=== SUPPLIED INFORMATION ===

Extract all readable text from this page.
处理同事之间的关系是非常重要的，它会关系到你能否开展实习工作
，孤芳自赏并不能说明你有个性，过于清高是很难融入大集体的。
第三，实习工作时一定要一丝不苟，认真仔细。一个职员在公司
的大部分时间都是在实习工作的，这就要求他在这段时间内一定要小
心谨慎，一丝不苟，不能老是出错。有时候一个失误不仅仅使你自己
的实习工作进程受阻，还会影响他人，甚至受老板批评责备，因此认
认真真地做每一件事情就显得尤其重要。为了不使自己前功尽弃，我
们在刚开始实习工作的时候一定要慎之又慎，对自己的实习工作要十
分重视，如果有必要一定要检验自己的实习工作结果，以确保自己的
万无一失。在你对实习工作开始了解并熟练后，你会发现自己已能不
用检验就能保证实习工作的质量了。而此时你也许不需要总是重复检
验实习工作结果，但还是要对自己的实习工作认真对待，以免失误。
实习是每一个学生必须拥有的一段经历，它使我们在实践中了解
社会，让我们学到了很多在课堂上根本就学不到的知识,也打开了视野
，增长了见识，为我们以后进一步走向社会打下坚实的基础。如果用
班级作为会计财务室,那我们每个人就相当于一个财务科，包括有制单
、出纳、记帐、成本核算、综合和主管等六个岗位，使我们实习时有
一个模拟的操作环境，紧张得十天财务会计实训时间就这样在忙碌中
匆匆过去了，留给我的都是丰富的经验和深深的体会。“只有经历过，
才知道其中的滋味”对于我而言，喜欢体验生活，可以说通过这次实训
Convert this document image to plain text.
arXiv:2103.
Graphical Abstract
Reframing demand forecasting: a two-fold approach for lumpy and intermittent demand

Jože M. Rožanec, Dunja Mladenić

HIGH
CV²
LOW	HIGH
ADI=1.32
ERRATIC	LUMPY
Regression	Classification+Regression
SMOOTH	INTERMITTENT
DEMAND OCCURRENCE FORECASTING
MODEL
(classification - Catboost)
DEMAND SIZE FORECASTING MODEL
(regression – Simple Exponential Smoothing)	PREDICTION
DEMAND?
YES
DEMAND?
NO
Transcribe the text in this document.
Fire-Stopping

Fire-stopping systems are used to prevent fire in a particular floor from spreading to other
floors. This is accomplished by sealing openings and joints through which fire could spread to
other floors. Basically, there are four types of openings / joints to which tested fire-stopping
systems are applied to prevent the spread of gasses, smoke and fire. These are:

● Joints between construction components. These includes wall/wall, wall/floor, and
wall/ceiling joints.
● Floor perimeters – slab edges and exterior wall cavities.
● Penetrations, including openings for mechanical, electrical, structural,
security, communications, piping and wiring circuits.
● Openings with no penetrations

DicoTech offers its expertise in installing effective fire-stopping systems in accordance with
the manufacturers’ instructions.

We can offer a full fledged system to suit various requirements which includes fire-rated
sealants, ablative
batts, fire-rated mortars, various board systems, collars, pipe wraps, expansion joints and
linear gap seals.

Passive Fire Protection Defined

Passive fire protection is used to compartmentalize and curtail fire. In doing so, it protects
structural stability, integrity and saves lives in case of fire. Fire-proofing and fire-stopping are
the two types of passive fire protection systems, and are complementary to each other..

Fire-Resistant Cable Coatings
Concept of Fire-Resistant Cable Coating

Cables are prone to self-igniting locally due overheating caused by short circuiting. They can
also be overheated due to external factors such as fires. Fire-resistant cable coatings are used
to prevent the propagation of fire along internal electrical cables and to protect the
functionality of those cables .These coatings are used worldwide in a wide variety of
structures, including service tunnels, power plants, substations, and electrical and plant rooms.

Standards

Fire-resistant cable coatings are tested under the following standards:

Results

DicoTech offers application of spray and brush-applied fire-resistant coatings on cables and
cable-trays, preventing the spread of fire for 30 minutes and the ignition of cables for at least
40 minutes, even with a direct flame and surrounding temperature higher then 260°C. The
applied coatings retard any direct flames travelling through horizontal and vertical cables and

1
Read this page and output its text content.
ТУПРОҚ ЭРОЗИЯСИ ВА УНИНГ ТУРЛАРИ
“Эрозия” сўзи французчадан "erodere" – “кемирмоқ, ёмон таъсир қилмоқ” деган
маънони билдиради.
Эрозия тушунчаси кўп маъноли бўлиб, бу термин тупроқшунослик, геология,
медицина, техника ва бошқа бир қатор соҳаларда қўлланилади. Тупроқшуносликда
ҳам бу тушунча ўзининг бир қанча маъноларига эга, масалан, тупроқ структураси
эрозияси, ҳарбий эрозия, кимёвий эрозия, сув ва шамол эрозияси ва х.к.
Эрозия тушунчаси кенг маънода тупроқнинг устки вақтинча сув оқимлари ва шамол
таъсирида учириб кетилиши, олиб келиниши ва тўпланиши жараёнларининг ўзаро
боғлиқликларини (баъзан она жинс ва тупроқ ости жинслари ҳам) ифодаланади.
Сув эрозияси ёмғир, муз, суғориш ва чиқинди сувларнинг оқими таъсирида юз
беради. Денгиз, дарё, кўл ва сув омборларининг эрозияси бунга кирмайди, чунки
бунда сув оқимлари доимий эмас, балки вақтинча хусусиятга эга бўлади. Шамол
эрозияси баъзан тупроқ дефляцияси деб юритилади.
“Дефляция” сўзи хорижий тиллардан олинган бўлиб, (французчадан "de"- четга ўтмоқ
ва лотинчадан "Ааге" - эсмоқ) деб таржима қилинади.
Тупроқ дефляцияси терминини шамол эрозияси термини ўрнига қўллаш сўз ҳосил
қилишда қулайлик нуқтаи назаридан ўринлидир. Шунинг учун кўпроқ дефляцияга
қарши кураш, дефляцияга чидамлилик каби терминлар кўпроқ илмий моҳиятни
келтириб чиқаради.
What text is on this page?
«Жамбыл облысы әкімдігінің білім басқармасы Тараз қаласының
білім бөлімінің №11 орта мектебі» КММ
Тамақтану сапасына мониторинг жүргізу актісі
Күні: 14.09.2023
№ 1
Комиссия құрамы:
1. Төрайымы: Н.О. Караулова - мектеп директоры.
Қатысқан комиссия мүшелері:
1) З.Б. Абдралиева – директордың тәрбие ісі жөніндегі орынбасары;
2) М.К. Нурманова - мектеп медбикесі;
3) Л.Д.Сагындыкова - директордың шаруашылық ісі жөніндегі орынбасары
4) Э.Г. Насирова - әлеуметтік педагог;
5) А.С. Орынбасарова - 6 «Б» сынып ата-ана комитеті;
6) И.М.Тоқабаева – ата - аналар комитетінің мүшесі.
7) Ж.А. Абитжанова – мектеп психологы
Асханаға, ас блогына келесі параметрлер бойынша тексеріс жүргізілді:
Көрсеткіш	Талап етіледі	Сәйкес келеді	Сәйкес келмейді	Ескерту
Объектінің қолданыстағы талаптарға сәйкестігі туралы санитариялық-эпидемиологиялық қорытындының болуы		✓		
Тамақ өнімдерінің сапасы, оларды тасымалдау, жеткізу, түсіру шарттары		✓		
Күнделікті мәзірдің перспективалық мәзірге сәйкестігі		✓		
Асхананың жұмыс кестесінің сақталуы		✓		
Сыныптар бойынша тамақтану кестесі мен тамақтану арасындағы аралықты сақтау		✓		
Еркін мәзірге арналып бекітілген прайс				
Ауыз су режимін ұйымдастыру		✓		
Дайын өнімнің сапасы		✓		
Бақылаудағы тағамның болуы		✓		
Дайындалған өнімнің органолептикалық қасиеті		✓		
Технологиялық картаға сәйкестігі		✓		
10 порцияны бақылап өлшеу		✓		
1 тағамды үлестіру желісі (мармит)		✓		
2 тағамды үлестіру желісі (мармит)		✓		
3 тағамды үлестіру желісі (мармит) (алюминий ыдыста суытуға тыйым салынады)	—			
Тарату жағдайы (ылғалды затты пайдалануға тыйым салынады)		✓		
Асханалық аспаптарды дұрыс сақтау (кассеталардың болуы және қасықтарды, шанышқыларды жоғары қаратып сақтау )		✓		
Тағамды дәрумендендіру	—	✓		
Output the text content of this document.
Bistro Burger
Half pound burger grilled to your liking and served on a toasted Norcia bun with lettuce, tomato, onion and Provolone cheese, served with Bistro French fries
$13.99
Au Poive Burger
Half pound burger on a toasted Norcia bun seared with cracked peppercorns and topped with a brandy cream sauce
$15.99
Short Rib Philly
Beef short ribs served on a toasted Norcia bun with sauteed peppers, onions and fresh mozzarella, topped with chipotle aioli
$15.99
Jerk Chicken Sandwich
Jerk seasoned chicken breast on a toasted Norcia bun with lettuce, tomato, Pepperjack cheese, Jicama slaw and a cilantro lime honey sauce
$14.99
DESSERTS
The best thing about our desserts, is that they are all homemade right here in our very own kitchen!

===

» SET EXERCISE:
Your task is to reproduce, exactly and exclusively, the lines from the one holding "Output the text content of this document." through the final line of the listing.

» RESULT FOR THIS TASK:
Output the text content of this document.
Bistro Burger
Half pound burger grilled to your liking and served on a toasted Norcia bun with lettuce, tomato, onion and Provolone cheese, served with Bistro French fries
$13.99
Au Poive Burger
Half pound burger on a toasted Norcia bun seared with cracked peppercorns and topped with a brandy cream sauce
$15.99
Short Rib Philly
Beef short ribs served on a toasted Norcia bun with sauteed peppers, onions and fresh mozzarella, topped with chipotle aioli
$15.99
Jerk Chicken Sandwich
Jerk seasoned chicken breast on a toasted Norcia bun with lettuce, tomato, Pepperjack cheese, Jicama slaw and a cilantro lime honey sauce
$14.99
DESSERTS
The best thing about our desserts, is that they are all homemade right here in our very own kitchen!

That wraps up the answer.